- [PROBLEM TO SOLVE]
Filter this data down to the lines that hold "across", and copy them.

- [SOURCE DATA]

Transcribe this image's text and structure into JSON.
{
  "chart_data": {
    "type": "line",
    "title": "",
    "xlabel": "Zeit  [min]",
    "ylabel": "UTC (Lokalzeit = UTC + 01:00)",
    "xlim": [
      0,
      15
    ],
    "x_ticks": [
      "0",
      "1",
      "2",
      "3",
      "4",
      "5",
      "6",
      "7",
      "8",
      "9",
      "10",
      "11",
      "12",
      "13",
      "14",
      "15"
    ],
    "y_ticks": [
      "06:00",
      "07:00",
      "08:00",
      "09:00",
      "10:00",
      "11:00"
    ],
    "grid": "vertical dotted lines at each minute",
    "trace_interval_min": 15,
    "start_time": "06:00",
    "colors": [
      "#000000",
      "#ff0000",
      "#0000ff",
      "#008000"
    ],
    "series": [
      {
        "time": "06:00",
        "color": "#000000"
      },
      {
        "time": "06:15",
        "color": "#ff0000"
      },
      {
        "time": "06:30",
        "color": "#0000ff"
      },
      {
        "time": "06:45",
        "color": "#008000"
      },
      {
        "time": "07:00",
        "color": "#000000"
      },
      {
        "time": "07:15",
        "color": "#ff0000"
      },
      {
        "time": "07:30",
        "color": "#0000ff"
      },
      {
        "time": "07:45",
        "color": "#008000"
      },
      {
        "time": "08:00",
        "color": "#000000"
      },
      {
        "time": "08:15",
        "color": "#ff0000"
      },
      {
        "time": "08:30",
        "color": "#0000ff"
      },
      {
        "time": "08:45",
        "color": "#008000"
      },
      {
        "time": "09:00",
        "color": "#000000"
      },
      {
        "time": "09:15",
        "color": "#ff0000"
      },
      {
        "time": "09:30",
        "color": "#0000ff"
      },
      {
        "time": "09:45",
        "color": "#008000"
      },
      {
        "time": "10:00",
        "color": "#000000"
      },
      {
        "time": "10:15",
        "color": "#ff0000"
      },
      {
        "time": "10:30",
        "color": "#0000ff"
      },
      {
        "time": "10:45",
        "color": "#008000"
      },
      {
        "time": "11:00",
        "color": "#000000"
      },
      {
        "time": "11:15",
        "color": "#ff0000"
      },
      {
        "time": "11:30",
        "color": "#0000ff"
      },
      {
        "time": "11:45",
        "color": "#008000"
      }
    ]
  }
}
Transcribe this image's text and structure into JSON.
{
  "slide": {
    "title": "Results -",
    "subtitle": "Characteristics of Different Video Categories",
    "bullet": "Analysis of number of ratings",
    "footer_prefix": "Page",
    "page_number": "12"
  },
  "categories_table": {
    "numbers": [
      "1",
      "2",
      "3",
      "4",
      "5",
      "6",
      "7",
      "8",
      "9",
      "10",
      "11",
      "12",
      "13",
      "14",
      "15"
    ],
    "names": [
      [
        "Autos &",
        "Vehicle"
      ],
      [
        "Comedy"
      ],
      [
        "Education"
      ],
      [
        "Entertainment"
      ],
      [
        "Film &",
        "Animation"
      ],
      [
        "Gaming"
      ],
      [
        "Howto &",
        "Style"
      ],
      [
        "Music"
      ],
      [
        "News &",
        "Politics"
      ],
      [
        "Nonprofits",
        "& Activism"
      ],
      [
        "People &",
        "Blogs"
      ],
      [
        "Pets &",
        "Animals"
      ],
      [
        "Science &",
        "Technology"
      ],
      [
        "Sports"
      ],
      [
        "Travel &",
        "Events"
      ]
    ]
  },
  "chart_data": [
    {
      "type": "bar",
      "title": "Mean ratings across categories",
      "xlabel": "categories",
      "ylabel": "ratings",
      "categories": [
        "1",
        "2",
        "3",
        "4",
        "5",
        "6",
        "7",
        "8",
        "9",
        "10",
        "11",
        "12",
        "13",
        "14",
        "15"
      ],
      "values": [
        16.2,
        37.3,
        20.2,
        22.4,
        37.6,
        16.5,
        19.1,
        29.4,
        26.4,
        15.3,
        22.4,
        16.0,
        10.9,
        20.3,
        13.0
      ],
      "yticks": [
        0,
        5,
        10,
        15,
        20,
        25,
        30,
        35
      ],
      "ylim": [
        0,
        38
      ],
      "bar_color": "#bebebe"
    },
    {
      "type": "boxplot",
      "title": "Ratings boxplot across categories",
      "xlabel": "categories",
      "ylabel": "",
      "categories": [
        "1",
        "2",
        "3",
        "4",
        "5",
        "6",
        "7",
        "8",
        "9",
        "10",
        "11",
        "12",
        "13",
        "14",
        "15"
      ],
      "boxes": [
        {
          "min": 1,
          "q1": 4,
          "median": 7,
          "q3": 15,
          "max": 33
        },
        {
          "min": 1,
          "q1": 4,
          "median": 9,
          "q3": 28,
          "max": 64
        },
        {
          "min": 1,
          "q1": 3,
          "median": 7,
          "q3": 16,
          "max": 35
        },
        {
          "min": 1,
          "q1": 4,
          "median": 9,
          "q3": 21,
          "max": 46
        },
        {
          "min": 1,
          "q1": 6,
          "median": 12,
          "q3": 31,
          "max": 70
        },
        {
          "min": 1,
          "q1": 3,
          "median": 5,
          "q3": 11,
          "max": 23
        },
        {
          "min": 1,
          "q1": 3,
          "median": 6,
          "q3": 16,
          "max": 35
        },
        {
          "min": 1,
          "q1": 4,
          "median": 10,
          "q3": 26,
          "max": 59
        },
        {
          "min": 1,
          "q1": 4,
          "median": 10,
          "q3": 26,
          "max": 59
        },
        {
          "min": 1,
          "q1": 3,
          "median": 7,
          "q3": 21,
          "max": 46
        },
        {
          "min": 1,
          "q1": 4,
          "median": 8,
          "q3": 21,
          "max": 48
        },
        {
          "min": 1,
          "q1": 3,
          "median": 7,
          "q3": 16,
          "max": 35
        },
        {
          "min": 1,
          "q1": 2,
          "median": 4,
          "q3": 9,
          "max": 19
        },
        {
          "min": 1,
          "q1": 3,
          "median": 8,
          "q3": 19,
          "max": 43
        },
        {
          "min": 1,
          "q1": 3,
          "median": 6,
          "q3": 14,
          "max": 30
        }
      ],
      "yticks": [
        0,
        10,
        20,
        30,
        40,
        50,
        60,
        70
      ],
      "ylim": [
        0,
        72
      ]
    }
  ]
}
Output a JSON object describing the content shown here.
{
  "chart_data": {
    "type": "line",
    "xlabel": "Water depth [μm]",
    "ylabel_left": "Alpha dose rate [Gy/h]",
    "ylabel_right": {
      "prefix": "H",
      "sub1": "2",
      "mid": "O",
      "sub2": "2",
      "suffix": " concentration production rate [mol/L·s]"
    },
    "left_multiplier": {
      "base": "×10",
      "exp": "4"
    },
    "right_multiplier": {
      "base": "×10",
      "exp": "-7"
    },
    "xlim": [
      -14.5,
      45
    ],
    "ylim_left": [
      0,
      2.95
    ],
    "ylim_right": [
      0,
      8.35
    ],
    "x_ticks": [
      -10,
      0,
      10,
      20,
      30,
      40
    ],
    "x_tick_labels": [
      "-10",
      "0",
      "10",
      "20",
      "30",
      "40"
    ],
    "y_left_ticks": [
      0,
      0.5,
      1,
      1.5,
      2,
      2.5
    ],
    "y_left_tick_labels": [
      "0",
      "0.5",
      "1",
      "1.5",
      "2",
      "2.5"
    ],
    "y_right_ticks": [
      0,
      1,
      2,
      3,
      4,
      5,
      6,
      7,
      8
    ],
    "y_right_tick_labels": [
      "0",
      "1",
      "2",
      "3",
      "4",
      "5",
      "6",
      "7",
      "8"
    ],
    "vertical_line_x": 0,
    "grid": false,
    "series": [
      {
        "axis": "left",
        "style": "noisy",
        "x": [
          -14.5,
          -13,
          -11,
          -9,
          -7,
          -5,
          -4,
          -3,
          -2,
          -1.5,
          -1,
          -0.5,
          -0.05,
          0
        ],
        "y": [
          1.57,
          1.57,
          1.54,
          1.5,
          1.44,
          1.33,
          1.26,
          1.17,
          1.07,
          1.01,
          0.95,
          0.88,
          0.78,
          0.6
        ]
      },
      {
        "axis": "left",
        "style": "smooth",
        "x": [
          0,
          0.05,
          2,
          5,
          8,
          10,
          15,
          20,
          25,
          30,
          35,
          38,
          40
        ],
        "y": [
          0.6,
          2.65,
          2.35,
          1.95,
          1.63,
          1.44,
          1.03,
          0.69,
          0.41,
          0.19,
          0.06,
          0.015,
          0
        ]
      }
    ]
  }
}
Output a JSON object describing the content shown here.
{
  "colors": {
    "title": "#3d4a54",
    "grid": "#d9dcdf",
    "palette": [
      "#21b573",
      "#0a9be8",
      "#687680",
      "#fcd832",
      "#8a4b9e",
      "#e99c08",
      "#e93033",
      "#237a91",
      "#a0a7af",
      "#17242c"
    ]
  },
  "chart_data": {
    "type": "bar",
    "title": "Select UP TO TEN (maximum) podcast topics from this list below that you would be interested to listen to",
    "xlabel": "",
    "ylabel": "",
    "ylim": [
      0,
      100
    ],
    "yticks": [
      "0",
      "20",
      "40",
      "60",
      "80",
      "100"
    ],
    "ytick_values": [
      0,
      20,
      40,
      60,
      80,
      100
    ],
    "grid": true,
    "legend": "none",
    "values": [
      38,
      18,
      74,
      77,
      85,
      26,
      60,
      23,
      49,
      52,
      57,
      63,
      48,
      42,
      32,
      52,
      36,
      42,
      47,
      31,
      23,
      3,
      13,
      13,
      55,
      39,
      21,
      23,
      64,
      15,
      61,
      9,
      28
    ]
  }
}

- [TASK OUTPUT]
      "title": "Mean ratings across categories",
      "title": "Ratings boxplot across categories",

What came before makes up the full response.